ТЕКСТ:
:::

Что касается политического направления будущих обвиняемых, то ясно было, что ленинградцев запишут в „правые“. В этом была даже некая крупица правды — во всяком случае, конец этих людей означал окончательное подавление „линии Кирова“.

Процесс „Ленинградского центра“, планировавшийся Ваковским, так и не состоялся (более или менее важные официально объявленные процессы были проведены только в Москве и в Грузии), Почему так — мы не знаем. Можно лишь предполагать, что сопротивление следствию со стороны некоторых ленинградцев было причиной падения Ваковского, который сам вскоре после этого был расстрелян.

:::

ИСХОДНЫЕ ДАННЫЕ:
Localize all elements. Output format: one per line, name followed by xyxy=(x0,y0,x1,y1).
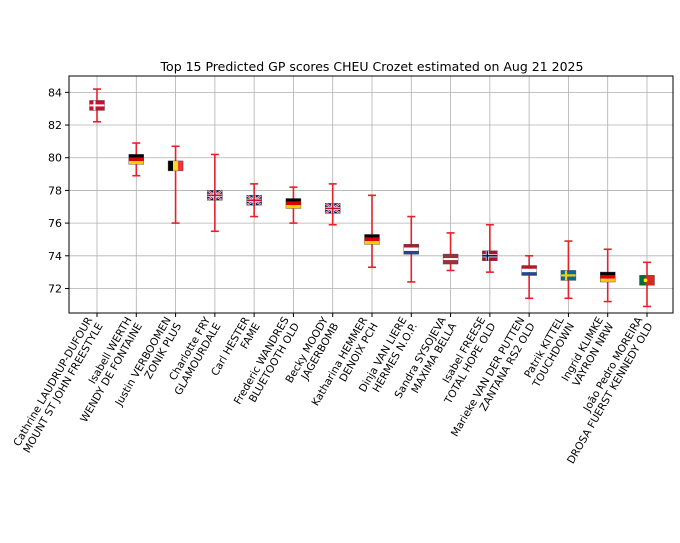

:::

ЗАДАНИЕ: Повторите слово в слово отрывок из текста о «Ленинградском центре», начиная со слов «Что касается политического» и заканчивая словами «этого был расстрелян.».

ОТВЕТ:
Что касается политического направления будущих обвиняемых, то ясно было, что ленинградцев запишут в „правые“. В этом была даже некая крупица правды — во всяком случае, конец этих людей означал окончательное подавление „линии Кирова“.

Процесс „Ленинградского центра“, планировавшийся Ваковским, так и не состоялся (более или менее важные официально объявленные процессы были проведены только в Москве и в Грузии), Почему так — мы не знаем. Можно лишь предполагать, что сопротивление следствию со стороны некоторых ленинградцев было причиной падения Ваковского, который сам вскоре после этого был расстрелян.